### Task requirements:
Each of the entries should be retyped precisely as it appears.

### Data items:
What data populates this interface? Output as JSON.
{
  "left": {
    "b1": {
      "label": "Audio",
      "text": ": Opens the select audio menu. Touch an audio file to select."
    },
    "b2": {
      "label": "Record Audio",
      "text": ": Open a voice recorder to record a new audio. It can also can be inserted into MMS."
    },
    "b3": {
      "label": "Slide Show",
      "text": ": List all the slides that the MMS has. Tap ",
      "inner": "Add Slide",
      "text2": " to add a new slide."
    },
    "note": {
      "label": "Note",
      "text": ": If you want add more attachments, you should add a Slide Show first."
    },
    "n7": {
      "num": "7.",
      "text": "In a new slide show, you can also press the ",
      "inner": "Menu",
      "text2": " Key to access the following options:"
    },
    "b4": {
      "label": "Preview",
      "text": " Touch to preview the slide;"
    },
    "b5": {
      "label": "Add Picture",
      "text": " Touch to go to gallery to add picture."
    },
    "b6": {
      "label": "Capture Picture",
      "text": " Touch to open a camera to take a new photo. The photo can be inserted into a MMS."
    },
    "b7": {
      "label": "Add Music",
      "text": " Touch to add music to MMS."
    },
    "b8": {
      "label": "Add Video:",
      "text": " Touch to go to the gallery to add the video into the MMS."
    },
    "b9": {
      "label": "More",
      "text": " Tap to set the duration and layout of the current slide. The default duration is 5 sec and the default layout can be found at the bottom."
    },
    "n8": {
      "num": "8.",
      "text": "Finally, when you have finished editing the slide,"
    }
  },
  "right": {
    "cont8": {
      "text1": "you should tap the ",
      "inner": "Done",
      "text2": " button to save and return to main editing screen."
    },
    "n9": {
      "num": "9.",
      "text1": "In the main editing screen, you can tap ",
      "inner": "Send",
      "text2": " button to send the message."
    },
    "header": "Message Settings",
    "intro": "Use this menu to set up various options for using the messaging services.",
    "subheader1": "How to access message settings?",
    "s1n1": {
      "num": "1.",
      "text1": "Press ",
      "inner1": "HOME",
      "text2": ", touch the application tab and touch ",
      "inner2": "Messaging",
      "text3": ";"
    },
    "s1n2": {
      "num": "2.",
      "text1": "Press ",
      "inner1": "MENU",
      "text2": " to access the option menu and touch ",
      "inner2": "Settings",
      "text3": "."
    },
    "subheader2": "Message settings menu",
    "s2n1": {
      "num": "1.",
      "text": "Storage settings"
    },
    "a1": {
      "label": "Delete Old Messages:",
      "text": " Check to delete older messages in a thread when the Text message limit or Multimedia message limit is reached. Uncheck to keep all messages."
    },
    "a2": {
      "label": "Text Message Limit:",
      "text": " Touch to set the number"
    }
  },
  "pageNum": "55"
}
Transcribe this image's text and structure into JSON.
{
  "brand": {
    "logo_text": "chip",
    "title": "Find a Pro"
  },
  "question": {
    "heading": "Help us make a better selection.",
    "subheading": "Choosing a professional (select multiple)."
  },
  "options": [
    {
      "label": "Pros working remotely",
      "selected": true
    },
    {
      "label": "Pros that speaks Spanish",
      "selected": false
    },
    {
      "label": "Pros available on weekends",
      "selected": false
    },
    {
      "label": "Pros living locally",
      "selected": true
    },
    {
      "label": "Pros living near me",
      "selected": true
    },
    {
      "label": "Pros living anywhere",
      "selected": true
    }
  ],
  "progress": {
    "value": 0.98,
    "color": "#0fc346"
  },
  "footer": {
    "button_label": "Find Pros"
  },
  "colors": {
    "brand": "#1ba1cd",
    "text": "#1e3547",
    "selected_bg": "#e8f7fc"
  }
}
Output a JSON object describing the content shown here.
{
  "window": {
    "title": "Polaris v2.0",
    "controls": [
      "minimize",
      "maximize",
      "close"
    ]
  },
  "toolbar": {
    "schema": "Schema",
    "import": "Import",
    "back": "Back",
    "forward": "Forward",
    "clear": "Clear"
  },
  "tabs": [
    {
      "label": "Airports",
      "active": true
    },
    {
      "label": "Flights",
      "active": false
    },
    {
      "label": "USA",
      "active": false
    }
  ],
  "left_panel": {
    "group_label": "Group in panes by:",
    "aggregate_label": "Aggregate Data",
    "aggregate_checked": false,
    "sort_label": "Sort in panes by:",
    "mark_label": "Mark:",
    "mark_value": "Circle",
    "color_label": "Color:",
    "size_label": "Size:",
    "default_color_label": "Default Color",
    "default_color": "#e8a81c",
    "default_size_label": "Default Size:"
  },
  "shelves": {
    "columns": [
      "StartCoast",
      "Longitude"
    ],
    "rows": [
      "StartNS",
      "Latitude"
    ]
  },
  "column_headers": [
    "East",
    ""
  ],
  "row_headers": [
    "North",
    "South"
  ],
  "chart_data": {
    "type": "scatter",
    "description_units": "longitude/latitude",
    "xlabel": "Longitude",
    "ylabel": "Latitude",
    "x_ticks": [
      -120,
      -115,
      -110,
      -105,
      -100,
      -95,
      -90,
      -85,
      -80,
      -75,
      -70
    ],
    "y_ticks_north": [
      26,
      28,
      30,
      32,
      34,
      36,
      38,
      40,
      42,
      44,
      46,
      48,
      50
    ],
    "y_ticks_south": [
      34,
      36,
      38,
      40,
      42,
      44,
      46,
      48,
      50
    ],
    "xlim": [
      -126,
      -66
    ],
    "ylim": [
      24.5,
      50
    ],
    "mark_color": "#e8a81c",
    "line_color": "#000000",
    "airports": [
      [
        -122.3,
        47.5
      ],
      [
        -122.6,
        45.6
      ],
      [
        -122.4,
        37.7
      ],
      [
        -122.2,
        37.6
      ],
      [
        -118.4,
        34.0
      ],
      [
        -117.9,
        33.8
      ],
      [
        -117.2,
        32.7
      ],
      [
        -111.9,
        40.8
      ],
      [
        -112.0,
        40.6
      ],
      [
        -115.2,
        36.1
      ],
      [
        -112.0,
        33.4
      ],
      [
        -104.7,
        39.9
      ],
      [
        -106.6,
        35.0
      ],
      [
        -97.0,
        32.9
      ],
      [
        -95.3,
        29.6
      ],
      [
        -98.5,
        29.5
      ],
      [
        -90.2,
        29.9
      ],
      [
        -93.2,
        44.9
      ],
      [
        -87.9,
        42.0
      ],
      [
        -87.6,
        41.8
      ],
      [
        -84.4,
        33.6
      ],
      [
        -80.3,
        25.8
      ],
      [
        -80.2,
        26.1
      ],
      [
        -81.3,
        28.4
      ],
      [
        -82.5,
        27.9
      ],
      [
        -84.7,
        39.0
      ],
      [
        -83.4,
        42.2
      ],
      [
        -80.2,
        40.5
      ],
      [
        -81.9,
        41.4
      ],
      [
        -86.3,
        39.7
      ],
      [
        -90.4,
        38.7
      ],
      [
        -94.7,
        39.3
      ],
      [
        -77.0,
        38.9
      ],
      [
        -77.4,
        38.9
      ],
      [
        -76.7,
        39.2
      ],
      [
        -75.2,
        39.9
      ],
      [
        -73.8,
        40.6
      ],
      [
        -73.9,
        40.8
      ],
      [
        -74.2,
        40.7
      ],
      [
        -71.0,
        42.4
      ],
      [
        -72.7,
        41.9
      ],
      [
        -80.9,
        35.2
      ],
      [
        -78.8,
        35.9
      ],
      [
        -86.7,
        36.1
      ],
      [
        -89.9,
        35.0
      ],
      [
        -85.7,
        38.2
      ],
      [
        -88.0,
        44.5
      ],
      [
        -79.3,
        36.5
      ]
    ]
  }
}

### Finished task:
What data populates this interface? Output as JSON.
{
  "left": {
    "b1": {
      "label": "Audio",
      "text": ": Opens the select audio menu. Touch an audio file to select."
    },
    "b2": {
      "label": "Record Audio",
      "text": ": Open a voice recorder to record a new audio. It can also can be inserted into MMS."
    },
    "b3": {
      "label": "Slide Show",
      "text": ": List all the slides that the MMS has. Tap ",
      "inner": "Add Slide",
      "text2": " to add a new slide."
    },
    "note": {
      "label": "Note",
      "text": ": If you want add more attachments, you should add a Slide Show first."
    },
    "n7": {
      "num": "7.",
      "text": "In a new slide show, you can also press the ",
      "inner": "Menu",
      "text2": " Key to access the following options:"
    },
    "b4": {
      "label": "Preview",
      "text": " Touch to preview the slide;"
    },
    "b5": {
      "label": "Add Picture",
      "text": " Touch to go to gallery to add picture."
    },
    "b6": {
      "label": "Capture Picture",
      "text": " Touch to open a camera to take a new photo. The photo can be inserted into a MMS."
    },
    "b7": {
      "label": "Add Music",
      "text": " Touch to add music to MMS."
    },
    "b8": {
      "label": "Add Video:",
      "text": " Touch to go to the gallery to add the video into the MMS."
    },
    "b9": {
      "label": "More",
      "text": " Tap to set the duration and layout of the current slide. The default duration is 5 sec and the default layout can be found at the bottom."
    },
    "n8": {
      "num": "8.",
      "text": "Finally, when you have finished editing the slide,"
    }
  },
  "right": {
    "cont8": {
      "text1": "you should tap the ",
      "inner": "Done",
      "text2": " button to save and return to main editing screen."
    },
    "n9": {
      "num": "9.",
      "text1": "In the main editing screen, you can tap ",
      "inner": "Send",
      "text2": " button to send the message."
    },
    "header": "Message Settings",
    "intro": "Use this menu to set up various options for using the messaging services.",
    "subheader1": "How to access message settings?",
    "s1n1": {
      "num": "1.",
      "text1": "Press ",
      "inner1": "HOME",
      "text2": ", touch the application tab and touch ",
      "inner2": "Messaging",
      "text3": ";"
    },
    "s1n2": {
      "num": "2.",
      "text1": "Press ",
      "inner1": "MENU",
      "text2": " to access the option menu and touch ",
      "inner2": "Settings",
      "text3": "."
    },
    "subheader2": "Message settings menu",
    "s2n1": {
      "num": "1.",
      "text": "Storage settings"
    },
    "a1": {
      "label": "Delete Old Messages:",
      "text": " Check to delete older messages in a thread when the Text message limit or Multimedia message limit is reached. Uncheck to keep all messages."
    },
    "a2": {
      "label": "Text Message Limit:",
      "text": " Touch to set the number"
    }
  },
  "pageNum": "55"
}
Transcribe this image's text and structure into JSON.
{
  "brand": {
    "logo_text": "chip",
    "title": "Find a Pro"
  },
  "question": {
    "heading": "Help us make a better selection.",
    "subheading": "Choosing a professional (select multiple)."
  },
  "options": [
    {
      "label": "Pros working remotely",
      "selected": true
    },
    {
      "label": "Pros that speaks Spanish",
      "selected": false
    },
    {
      "label": "Pros available on weekends",
      "selected": false
    },
    {
      "label": "Pros living locally",
      "selected": true
    },
    {
      "label": "Pros living near me",
      "selected": true
    },
    {
      "label": "Pros living anywhere",
      "selected": true
    }
  ],
  "progress": {
    "value": 0.98,
    "color": "#0fc346"
  },
  "footer": {
    "button_label": "Find Pros"
  },
  "colors": {
    "brand": "#1ba1cd",
    "text": "#1e3547",
    "selected_bg": "#e8f7fc"
  }
}
Output a JSON object describing the content shown here.
{
  "window": {
    "title": "Polaris v2.0",
    "controls": [
      "minimize",
      "maximize",
      "close"
    ]
  },
  "toolbar": {
    "schema": "Schema",
    "import": "Import",
    "back": "Back",
    "forward": "Forward",
    "clear": "Clear"
  },
  "tabs": [
    {
      "label": "Airports",
      "active": true
    },
    {
      "label": "Flights",
      "active": false
    },
    {
      "label": "USA",
      "active": false
    }
  ],
  "left_panel": {
    "group_label": "Group in panes by:",
    "aggregate_label": "Aggregate Data",
    "aggregate_checked": false,
    "sort_label": "Sort in panes by:",
    "mark_label": "Mark:",
    "mark_value": "Circle",
    "color_label": "Color:",
    "size_label": "Size:",
    "default_color_label": "Default Color",
    "default_color": "#e8a81c",
    "default_size_label": "Default Size:"
  },
  "shelves": {
    "columns": [
      "StartCoast",
      "Longitude"
    ],
    "rows": [
      "StartNS",
      "Latitude"
    ]
  },
  "column_headers": [
    "East",
    ""
  ],
  "row_headers": [
    "North",
    "South"
  ],
  "chart_data": {
    "type": "scatter",
    "description_units": "longitude/latitude",
    "xlabel": "Longitude",
    "ylabel": "Latitude",
    "x_ticks": [
      -120,
      -115,
      -110,
      -105,
      -100,
      -95,
      -90,
      -85,
      -80,
      -75,
      -70
    ],
    "y_ticks_north": [
      26,
      28,
      30,
      32,
      34,
      36,
      38,
      40,
      42,
      44,
      46,
      48,
      50
    ],
    "y_ticks_south": [
      34,
      36,
      38,
      40,
      42,
      44,
      46,
      48,
      50
    ],
    "xlim": [
      -126,
      -66
    ],
    "ylim": [
      24.5,
      50
    ],
    "mark_color": "#e8a81c",
    "line_color": "#000000",
    "airports": [
      [
        -122.3,
        47.5
      ],
      [
        -122.6,
        45.6
      ],
      [
        -122.4,
        37.7
      ],
      [
        -122.2,
        37.6
      ],
      [
        -118.4,
        34.0
      ],
      [
        -117.9,
        33.8
      ],
      [
        -117.2,
        32.7
      ],
      [
        -111.9,
        40.8
      ],
      [
        -112.0,
        40.6
      ],
      [
        -115.2,
        36.1
      ],
      [
        -112.0,
        33.4
      ],
      [
        -104.7,
        39.9
      ],
      [
        -106.6,
        35.0
      ],
      [
        -97.0,
        32.9
      ],
      [
        -95.3,
        29.6
      ],
      [
        -98.5,
        29.5
      ],
      [
        -90.2,
        29.9
      ],
      [
        -93.2,
        44.9
      ],
      [
        -87.9,
        42.0
      ],
      [
        -87.6,
        41.8
      ],
      [
        -84.4,
        33.6
      ],
      [
        -80.3,
        25.8
      ],
      [
        -80.2,
        26.1
      ],
      [
        -81.3,
        28.4
      ],
      [
        -82.5,
        27.9
      ],
      [
        -84.7,
        39.0
      ],
      [
        -83.4,
        42.2
      ],
      [
        -80.2,
        40.5
      ],
      [
        -81.9,
        41.4
      ],
      [
        -86.3,
        39.7
      ],
      [
        -90.4,
        38.7
      ],
      [
        -94.7,
        39.3
      ],
      [
        -77.0,
        38.9
      ],
      [
        -77.4,
        38.9
      ],
      [
        -76.7,
        39.2
      ],
      [
        -75.2,
        39.9
      ],
      [
        -73.8,
        40.6
      ],
      [
        -73.9,
        40.8
      ],
      [
        -74.2,
        40.7
      ],
      [
        -71.0,
        42.4
      ],
      [
        -72.7,
        41.9
      ],
      [
        -80.9,
        35.2
      ],
      [
        -78.8,
        35.9
      ],
      [
        -86.7,
        36.1
      ],
      [
        -89.9,
        35.0
      ],
      [
        -85.7,
        38.2
      ],
      [
        -88.0,
        44.5
      ],
      [
        -79.3,
        36.5
      ]
    ]
  }
}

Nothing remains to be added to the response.